Your instructions —
Spot each line in the records below where the word "symbol" occurs, then copy it.

Supplied material —
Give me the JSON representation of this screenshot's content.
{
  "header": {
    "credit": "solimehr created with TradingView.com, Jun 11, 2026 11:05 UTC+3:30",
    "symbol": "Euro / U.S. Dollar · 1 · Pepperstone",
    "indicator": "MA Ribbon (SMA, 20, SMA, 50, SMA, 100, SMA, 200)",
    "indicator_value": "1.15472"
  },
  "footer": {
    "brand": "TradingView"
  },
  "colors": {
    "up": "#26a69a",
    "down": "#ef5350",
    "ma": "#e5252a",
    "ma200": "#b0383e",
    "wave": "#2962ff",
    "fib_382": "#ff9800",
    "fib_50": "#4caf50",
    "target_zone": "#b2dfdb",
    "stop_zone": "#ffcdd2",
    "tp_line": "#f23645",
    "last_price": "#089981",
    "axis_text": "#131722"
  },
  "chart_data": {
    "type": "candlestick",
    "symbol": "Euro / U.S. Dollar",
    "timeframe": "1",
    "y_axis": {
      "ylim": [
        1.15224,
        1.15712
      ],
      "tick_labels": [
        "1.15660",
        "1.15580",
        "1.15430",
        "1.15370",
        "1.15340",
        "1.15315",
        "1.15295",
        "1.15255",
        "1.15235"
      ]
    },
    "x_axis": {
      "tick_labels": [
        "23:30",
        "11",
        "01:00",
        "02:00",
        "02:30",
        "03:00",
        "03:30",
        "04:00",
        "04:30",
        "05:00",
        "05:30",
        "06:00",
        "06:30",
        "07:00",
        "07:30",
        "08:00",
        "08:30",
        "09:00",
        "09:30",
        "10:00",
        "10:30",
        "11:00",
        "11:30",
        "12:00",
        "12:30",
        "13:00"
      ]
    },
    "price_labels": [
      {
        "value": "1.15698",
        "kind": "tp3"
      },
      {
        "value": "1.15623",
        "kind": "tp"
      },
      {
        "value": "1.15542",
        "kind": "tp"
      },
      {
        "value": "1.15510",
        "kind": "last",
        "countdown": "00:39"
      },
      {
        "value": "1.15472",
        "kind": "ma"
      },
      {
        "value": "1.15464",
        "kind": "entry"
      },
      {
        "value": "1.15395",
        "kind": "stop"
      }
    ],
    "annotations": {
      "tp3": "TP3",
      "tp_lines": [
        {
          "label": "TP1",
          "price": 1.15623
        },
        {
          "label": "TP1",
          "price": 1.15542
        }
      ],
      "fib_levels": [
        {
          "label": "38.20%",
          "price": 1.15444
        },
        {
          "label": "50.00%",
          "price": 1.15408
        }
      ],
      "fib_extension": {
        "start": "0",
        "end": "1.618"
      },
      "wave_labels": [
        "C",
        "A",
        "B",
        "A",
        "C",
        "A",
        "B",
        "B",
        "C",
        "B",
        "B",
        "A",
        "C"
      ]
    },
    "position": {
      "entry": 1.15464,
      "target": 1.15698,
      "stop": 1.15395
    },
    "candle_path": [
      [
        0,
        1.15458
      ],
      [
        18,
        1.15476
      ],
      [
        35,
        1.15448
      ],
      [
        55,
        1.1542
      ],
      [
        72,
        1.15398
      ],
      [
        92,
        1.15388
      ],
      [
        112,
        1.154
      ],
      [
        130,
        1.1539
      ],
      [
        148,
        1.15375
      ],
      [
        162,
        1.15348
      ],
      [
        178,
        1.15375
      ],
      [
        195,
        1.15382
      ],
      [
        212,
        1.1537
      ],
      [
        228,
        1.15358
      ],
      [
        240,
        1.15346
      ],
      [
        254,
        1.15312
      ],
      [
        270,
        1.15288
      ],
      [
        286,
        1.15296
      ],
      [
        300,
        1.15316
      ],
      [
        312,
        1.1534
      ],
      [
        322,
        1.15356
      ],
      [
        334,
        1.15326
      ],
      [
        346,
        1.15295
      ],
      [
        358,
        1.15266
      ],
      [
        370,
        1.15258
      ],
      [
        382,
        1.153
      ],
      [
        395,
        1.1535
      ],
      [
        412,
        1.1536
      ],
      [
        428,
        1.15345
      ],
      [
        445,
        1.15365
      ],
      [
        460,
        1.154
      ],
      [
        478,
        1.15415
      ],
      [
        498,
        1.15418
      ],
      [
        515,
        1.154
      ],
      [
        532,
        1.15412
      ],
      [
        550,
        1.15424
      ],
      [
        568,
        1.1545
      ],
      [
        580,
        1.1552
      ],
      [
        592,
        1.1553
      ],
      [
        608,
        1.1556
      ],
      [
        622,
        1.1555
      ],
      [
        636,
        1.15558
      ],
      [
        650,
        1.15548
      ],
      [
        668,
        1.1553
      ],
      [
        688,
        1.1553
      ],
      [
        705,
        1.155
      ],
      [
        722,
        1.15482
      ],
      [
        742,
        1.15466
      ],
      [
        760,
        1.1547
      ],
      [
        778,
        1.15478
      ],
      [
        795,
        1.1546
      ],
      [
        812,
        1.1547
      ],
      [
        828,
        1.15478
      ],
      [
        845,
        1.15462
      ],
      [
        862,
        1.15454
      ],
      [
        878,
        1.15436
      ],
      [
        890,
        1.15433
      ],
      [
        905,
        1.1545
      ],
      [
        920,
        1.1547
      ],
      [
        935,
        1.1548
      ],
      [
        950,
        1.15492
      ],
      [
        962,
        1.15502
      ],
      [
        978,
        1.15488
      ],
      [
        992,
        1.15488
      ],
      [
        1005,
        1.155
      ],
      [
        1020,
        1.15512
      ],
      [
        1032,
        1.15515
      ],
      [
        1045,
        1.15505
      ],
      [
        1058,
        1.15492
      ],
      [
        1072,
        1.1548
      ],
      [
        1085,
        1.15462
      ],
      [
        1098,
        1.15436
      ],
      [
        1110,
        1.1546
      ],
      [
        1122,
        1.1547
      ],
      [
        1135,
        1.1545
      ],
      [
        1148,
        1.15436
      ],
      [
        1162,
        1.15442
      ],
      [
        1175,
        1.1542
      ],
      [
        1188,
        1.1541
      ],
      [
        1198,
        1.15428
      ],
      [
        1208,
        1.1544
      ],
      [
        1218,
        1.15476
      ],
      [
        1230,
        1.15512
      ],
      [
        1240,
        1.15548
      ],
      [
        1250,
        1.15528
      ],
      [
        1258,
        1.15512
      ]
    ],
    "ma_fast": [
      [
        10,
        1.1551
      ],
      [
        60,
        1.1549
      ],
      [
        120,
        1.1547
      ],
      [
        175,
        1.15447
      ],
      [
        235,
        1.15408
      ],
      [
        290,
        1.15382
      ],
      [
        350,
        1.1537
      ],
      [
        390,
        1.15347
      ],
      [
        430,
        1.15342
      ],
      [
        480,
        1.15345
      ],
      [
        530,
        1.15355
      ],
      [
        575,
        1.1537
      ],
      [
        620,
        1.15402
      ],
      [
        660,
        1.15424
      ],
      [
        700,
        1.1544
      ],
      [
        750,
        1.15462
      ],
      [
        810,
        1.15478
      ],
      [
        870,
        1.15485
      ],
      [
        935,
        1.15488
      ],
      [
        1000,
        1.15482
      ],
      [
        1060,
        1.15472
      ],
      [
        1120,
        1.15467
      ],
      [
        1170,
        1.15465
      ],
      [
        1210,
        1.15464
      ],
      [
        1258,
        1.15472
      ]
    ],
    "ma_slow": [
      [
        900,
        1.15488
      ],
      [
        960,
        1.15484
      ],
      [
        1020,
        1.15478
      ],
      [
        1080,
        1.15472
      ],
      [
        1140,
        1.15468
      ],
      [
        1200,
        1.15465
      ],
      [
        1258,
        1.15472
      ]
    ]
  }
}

Task solution —
    "symbol": "Euro / U.S. Dollar · 1 · Pepperstone",
    "symbol": "Euro / U.S. Dollar",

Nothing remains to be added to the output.